── Reading text

# [SOLVED] Lexa S Front Led Problem



## nexusdeath (Oct 10, 2011)

I just noticed my lexa S case has two lower front leds but they dont come on. Ive managed to replaced the main blue led on this case with a green, I figured i'd do the same but I dont seem to be getting power. I traced the green and black wires from the bulb to where it was hooked up on my p8z68 motherboard but i dont know why its not getting power to the bulbs. Ive tried different leds. Any help would be appreciated!

motherboard connection









no front lights =/


----------



## JimE (Apr 16, 2009)

*Re: Lexa S Front Led Problem*

Try switching the the pins to which the LED wires are connected. Most often, the wires are simply connected backwards and an LED will only work if the wires are connected to the proper pins.


----------



## nexusdeath (Oct 10, 2011)

*Re: Lexa S Front Led Problem*

ahhhhhhhhhhhhhhhhhhhh i figured it out. when i reversed them the front led strip went out. which means i traced the wrong set of black and green (idiot) thanks bro!!!


----------



## JimE (Apr 16, 2009)

*Re: Lexa S Front Led Problem*

No problem. Live and learn, we've all been there.


----------

────

_To be done_
- 1) Which motherboard does the original poster say the LED wires were hooked up to in the thread?
- 2) Copy the thread word for word from "Try switching the" to "(idiot) thanks bro!!!".
The material after this point comes from a different source than the thread.

── Data excerpts

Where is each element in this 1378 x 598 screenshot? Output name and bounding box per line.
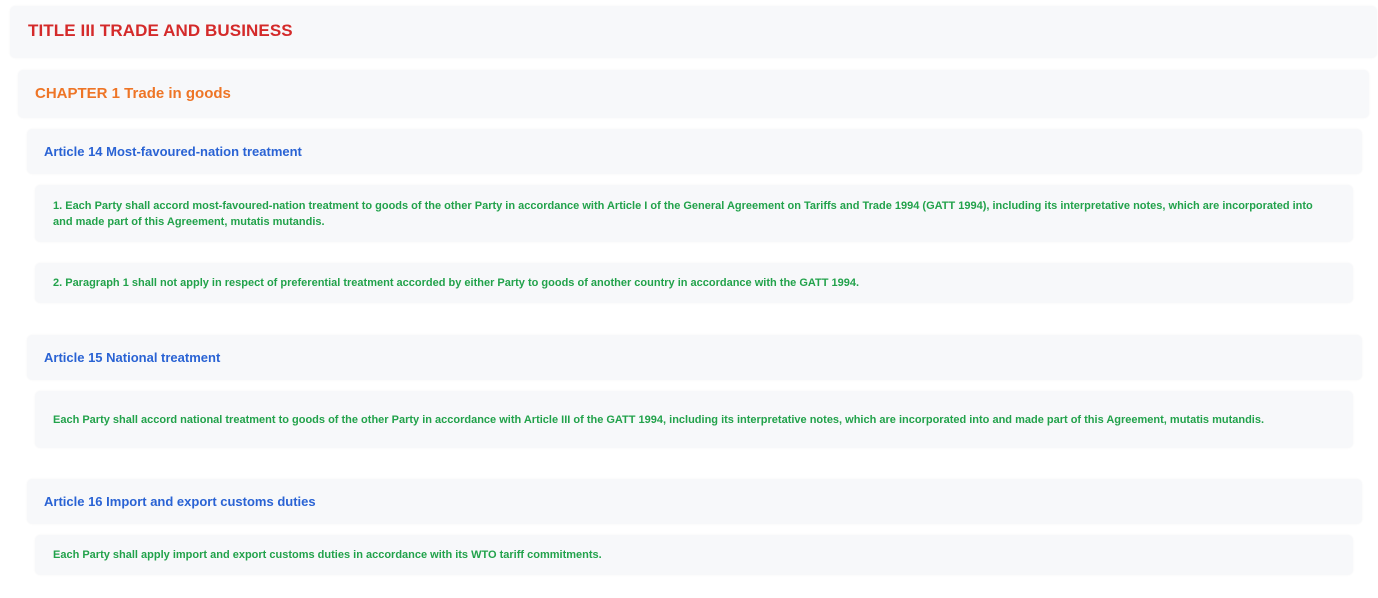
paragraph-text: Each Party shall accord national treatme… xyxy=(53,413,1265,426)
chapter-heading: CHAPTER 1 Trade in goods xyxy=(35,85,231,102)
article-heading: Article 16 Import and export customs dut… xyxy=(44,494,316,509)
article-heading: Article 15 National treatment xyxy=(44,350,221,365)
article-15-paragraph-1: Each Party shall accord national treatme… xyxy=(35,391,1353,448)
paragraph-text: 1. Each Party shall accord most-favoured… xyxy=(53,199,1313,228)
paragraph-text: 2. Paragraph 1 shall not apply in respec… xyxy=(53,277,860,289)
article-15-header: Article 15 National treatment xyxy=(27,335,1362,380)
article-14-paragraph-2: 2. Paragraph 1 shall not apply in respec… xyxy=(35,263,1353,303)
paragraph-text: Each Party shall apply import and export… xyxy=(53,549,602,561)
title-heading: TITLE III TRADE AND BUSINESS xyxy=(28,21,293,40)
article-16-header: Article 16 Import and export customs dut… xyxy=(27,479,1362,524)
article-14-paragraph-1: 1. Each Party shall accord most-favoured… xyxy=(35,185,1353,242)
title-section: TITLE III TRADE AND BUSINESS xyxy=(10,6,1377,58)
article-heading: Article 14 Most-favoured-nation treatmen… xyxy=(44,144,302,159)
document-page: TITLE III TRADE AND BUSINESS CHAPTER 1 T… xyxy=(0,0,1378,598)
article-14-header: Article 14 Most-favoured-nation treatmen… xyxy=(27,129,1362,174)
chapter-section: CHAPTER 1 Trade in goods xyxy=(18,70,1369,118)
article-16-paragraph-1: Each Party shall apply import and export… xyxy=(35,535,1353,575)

────

_Task responses_
- 1) A p8z68 motherboard.

- 2)
Try switching the the pins to which the LED wires are connected. Most often, the wires are simply connected backwards and an LED will only work if the wires are connected to the proper pins.


----------



## nexusdeath (Oct 10, 2011)

*Re: Lexa S Front Led Problem*

ahhhhhhhhhhhhhhhhhhhh i figured it out. when i reversed them the front led strip went out. which means i traced the wrong set of black and green (idiot) thanks bro!!!